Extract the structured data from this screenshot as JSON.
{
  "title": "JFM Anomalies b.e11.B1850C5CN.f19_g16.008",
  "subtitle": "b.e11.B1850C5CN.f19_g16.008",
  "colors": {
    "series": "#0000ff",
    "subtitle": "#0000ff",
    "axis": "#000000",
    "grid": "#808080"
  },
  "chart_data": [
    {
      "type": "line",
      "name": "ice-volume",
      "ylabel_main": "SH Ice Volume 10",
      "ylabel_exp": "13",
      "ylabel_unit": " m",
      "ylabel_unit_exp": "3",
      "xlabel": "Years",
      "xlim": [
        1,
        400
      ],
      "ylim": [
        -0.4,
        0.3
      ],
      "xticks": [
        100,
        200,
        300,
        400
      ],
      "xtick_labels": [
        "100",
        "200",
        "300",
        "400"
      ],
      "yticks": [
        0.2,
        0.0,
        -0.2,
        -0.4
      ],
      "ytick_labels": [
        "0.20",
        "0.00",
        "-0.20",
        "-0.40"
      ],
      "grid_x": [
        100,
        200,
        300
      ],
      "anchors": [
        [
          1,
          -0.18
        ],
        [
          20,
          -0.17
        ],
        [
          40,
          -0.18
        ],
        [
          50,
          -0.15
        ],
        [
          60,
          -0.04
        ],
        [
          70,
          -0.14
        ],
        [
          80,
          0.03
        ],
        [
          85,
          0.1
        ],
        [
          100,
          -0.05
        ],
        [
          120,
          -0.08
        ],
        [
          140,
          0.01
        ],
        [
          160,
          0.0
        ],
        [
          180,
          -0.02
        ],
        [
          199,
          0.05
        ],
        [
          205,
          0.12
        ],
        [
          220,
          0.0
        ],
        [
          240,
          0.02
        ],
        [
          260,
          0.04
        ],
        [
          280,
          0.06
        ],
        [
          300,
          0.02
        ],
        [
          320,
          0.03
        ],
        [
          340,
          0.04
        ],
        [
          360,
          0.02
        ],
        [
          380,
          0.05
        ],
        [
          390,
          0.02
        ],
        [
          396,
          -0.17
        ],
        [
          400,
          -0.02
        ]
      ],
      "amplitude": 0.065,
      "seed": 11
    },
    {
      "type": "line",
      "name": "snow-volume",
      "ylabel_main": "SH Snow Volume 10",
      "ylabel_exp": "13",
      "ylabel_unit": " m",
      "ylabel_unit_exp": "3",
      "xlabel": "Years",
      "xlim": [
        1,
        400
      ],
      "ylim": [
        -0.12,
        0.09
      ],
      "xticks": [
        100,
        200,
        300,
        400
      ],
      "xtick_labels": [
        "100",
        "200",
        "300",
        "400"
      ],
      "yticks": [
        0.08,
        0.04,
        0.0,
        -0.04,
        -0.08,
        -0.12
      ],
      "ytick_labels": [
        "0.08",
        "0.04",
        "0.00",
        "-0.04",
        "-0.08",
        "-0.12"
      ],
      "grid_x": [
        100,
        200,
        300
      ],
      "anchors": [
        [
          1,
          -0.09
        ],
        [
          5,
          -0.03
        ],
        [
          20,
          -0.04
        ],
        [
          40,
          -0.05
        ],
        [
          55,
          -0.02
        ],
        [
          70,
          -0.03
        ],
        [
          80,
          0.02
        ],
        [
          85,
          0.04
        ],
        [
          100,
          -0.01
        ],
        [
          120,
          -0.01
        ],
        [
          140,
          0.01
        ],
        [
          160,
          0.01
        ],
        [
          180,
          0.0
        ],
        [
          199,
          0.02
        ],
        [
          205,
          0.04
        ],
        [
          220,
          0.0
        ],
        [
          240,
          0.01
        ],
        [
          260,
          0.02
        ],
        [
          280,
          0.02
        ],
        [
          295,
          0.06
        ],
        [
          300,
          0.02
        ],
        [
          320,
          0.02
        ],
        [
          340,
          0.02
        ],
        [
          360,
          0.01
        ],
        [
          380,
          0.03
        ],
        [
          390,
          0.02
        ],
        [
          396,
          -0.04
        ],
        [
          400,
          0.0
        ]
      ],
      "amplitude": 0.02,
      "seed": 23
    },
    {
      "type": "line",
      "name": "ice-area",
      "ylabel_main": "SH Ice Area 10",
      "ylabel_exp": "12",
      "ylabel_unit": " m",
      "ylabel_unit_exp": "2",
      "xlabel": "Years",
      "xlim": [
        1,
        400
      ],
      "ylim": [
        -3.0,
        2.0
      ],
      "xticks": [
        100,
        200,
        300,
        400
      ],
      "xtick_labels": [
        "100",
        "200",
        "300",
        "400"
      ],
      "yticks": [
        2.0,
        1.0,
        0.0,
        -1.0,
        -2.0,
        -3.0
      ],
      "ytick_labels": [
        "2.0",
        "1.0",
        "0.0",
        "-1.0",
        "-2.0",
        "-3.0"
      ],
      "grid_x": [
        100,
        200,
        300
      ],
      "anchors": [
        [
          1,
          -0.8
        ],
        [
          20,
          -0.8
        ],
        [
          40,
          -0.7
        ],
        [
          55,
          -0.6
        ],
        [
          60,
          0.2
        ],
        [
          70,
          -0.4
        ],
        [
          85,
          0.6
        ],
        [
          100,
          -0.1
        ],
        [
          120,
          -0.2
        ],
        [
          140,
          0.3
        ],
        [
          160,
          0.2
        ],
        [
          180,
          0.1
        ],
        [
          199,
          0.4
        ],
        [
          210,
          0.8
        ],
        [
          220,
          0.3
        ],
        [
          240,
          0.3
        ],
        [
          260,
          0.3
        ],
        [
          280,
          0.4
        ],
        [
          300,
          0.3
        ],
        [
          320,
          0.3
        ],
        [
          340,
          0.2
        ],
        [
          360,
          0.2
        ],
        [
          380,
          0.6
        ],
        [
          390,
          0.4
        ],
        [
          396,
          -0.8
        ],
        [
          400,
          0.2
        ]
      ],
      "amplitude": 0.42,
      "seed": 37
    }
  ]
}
- - - - - - -
## Your task:
Write out the whole listing again. Match it word for word.

## Answer to this task:
Extract the structured data from this screenshot as JSON.
{
  "title": "JFM Anomalies b.e11.B1850C5CN.f19_g16.008",
  "subtitle": "b.e11.B1850C5CN.f19_g16.008",
  "colors": {
    "series": "#0000ff",
    "subtitle": "#0000ff",
    "axis": "#000000",
    "grid": "#808080"
  },
  "chart_data": [
    {
      "type": "line",
      "name": "ice-volume",
      "ylabel_main": "SH Ice Volume 10",
      "ylabel_exp": "13",
      "ylabel_unit": " m",
      "ylabel_unit_exp": "3",
      "xlabel": "Years",
      "xlim": [
        1,
        400
      ],
      "ylim": [
        -0.4,
        0.3
      ],
      "xticks": [
        100,
        200,
        300,
        400
      ],
      "xtick_labels": [
        "100",
        "200",
        "300",
        "400"
      ],
      "yticks": [
        0.2,
        0.0,
        -0.2,
        -0.4
      ],
      "ytick_labels": [
        "0.20",
        "0.00",
        "-0.20",
        "-0.40"
      ],
      "grid_x": [
        100,
        200,
        300
      ],
      "anchors": [
        [
          1,
          -0.18
        ],
        [
          20,
          -0.17
        ],
        [
          40,
          -0.18
        ],
        [
          50,
          -0.15
        ],
        [
          60,
          -0.04
        ],
        [
          70,
          -0.14
        ],
        [
          80,
          0.03
        ],
        [
          85,
          0.1
        ],
        [
          100,
          -0.05
        ],
        [
          120,
          -0.08
        ],
        [
          140,
          0.01
        ],
        [
          160,
          0.0
        ],
        [
          180,
          -0.02
        ],
        [
          199,
          0.05
        ],
        [
          205,
          0.12
        ],
        [
          220,
          0.0
        ],
        [
          240,
          0.02
        ],
        [
          260,
          0.04
        ],
        [
          280,
          0.06
        ],
        [
          300,
          0.02
        ],
        [
          320,
          0.03
        ],
        [
          340,
          0.04
        ],
        [
          360,
          0.02
        ],
        [
          380,
          0.05
        ],
        [
          390,
          0.02
        ],
        [
          396,
          -0.17
        ],
        [
          400,
          -0.02
        ]
      ],
      "amplitude": 0.065,
      "seed": 11
    },
    {
      "type": "line",
      "name": "snow-volume",
      "ylabel_main": "SH Snow Volume 10",
      "ylabel_exp": "13",
      "ylabel_unit": " m",
      "ylabel_unit_exp": "3",
      "xlabel": "Years",
      "xlim": [
        1,
        400
      ],
      "ylim": [
        -0.12,
        0.09
      ],
      "xticks": [
        100,
        200,
        300,
        400
      ],
      "xtick_labels": [
        "100",
        "200",
        "300",
        "400"
      ],
      "yticks": [
        0.08,
        0.04,
        0.0,
        -0.04,
        -0.08,
        -0.12
      ],
      "ytick_labels": [
        "0.08",
        "0.04",
        "0.00",
        "-0.04",
        "-0.08",
        "-0.12"
      ],
      "grid_x": [
        100,
        200,
        300
      ],
      "anchors": [
        [
          1,
          -0.09
        ],
        [
          5,
          -0.03
        ],
        [
          20,
          -0.04
        ],
        [
          40,
          -0.05
        ],
        [
          55,
          -0.02
        ],
        [
          70,
          -0.03
        ],
        [
          80,
          0.02
        ],
        [
          85,
          0.04
        ],
        [
          100,
          -0.01
        ],
        [
          120,
          -0.01
        ],
        [
          140,
          0.01
        ],
        [
          160,
          0.01
        ],
        [
          180,
          0.0
        ],
        [
          199,
          0.02
        ],
        [
          205,
          0.04
        ],
        [
          220,
          0.0
        ],
        [
          240,
          0.01
        ],
        [
          260,
          0.02
        ],
        [
          280,
          0.02
        ],
        [
          295,
          0.06
        ],
        [
          300,
          0.02
        ],
        [
          320,
          0.02
        ],
        [
          340,
          0.02
        ],
        [
          360,
          0.01
        ],
        [
          380,
          0.03
        ],
        [
          390,
          0.02
        ],
        [
          396,
          -0.04
        ],
        [
          400,
          0.0
        ]
      ],
      "amplitude": 0.02,
      "seed": 23
    },
    {
      "type": "line",
      "name": "ice-area",
      "ylabel_main": "SH Ice Area 10",
      "ylabel_exp": "12",
      "ylabel_unit": " m",
      "ylabel_unit_exp": "2",
      "xlabel": "Years",
      "xlim": [
        1,
        400
      ],
      "ylim": [
        -3.0,
        2.0
      ],
      "xticks": [
        100,
        200,
        300,
        400
      ],
      "xtick_labels": [
        "100",
        "200",
        "300",
        "400"
      ],
      "yticks": [
        2.0,
        1.0,
        0.0,
        -1.0,
        -2.0,
        -3.0
      ],
      "ytick_labels": [
        "2.0",
        "1.0",
        "0.0",
        "-1.0",
        "-2.0",
        "-3.0"
      ],
      "grid_x": [
        100,
        200,
        300
      ],
      "anchors": [
        [
          1,
          -0.8
        ],
        [
          20,
          -0.8
        ],
        [
          40,
          -0.7
        ],
        [
          55,
          -0.6
        ],
        [
          60,
          0.2
        ],
        [
          70,
          -0.4
        ],
        [
          85,
          0.6
        ],
        [
          100,
          -0.1
        ],
        [
          120,
          -0.2
        ],
        [
          140,
          0.3
        ],
        [
          160,
          0.2
        ],
        [
          180,
          0.1
        ],
        [
          199,
          0.4
        ],
        [
          210,
          0.8
        ],
        [
          220,
          0.3
        ],
        [
          240,
          0.3
        ],
        [
          260,
          0.3
        ],
        [
          280,
          0.4
        ],
        [
          300,
          0.3
        ],
        [
          320,
          0.3
        ],
        [
          340,
          0.2
        ],
        [
          360,
          0.2
        ],
        [
          380,
          0.6
        ],
        [
          390,
          0.4
        ],
        [
          396,
          -0.8
        ],
        [
          400,
          0.2
        ]
      ],
      "amplitude": 0.42,
      "seed": 37
    }
  ]
}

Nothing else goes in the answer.